**PROVIDED DATA:**
· · ·
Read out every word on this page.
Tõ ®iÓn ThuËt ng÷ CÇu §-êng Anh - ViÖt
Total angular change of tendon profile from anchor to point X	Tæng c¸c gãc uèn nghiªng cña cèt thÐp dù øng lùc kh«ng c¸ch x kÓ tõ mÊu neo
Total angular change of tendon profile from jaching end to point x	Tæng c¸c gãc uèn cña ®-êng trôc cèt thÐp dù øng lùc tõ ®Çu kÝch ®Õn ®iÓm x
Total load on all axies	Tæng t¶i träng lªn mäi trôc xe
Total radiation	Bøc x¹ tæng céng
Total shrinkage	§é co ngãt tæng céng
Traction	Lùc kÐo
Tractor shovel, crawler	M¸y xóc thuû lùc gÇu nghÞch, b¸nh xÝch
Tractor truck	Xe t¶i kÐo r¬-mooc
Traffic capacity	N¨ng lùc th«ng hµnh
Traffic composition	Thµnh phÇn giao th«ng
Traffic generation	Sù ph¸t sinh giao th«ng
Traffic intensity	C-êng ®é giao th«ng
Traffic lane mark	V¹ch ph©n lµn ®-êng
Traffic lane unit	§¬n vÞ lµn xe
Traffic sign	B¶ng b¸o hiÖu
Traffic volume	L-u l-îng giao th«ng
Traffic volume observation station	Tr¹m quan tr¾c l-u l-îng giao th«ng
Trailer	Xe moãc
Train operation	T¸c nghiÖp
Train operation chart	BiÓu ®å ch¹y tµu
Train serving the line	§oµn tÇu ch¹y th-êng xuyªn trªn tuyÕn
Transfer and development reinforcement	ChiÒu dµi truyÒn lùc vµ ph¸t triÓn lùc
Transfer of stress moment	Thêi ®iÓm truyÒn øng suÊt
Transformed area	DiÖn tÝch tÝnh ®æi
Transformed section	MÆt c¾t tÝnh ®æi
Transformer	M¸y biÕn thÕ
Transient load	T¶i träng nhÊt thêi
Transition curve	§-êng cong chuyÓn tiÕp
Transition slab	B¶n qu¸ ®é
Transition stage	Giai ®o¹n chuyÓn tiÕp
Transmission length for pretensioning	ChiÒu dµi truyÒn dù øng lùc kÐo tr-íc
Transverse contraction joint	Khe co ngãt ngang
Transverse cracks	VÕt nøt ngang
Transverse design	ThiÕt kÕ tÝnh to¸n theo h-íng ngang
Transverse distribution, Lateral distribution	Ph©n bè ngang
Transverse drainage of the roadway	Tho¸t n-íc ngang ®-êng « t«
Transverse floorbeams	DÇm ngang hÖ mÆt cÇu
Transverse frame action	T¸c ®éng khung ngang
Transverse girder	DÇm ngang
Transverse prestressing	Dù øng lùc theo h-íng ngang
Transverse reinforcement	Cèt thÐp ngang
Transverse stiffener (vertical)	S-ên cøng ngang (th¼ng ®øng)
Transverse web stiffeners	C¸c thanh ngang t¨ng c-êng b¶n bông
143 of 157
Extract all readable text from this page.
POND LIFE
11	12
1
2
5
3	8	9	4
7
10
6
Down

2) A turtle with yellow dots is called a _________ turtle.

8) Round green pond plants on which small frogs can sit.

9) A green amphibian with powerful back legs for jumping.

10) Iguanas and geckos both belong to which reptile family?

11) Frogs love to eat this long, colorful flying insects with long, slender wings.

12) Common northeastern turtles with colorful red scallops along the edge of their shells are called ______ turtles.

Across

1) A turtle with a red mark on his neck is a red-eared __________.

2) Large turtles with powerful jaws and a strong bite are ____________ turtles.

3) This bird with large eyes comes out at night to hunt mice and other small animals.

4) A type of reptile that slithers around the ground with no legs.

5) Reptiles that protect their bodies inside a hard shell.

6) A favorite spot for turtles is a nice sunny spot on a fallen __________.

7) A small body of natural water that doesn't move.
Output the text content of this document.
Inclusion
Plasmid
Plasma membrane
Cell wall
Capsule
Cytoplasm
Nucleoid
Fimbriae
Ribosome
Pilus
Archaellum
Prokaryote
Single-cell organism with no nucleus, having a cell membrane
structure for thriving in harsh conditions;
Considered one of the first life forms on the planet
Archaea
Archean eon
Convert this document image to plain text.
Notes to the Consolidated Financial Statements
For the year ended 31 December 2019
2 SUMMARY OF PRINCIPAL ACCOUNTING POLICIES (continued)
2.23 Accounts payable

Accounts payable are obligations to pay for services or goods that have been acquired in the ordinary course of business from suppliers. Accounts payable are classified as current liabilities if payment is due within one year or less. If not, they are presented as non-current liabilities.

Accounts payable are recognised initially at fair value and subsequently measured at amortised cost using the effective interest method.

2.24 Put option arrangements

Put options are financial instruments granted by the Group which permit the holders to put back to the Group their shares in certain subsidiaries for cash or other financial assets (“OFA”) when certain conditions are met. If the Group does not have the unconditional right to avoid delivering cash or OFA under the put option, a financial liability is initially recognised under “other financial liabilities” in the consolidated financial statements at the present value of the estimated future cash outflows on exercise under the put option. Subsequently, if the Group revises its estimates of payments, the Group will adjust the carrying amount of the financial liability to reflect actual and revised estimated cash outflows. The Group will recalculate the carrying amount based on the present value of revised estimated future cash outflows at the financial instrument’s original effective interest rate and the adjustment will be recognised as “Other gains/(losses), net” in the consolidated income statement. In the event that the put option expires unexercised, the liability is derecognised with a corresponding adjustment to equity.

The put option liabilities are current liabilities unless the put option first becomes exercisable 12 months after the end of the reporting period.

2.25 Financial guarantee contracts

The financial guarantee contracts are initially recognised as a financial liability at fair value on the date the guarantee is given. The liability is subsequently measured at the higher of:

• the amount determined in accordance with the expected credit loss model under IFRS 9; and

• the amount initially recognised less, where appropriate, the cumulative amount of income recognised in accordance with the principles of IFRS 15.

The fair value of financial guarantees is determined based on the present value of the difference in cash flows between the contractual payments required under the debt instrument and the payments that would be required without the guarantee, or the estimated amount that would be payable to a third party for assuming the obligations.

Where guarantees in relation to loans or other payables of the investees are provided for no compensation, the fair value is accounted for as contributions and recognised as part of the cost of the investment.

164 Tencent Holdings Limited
· · ·
**EXERCISE DETAILS:** Extract, from the material above, each line holding the word "ngang".

**OUTPUT OF THE EXERCISE:**
Transverse contraction joint	Khe co ngãt ngang
Transverse cracks	VÕt nøt ngang
Transverse design	ThiÕt kÕ tÝnh to¸n theo h-íng ngang
Transverse distribution, Lateral distribution	Ph©n bè ngang
Transverse drainage of the roadway	Tho¸t n-íc ngang ®-êng « t«
Transverse floorbeams	DÇm ngang hÖ mÆt cÇu
Transverse frame action	T¸c ®éng khung ngang
Transverse girder	DÇm ngang
Transverse prestressing	Dù øng lùc theo h-íng ngang
Transverse reinforcement	Cèt thÐp ngang
Transverse stiffener (vertical)	S-ên cøng ngang (th¼ng ®øng)
Transverse web stiffeners	C¸c thanh ngang t¨ng c-êng b¶n bông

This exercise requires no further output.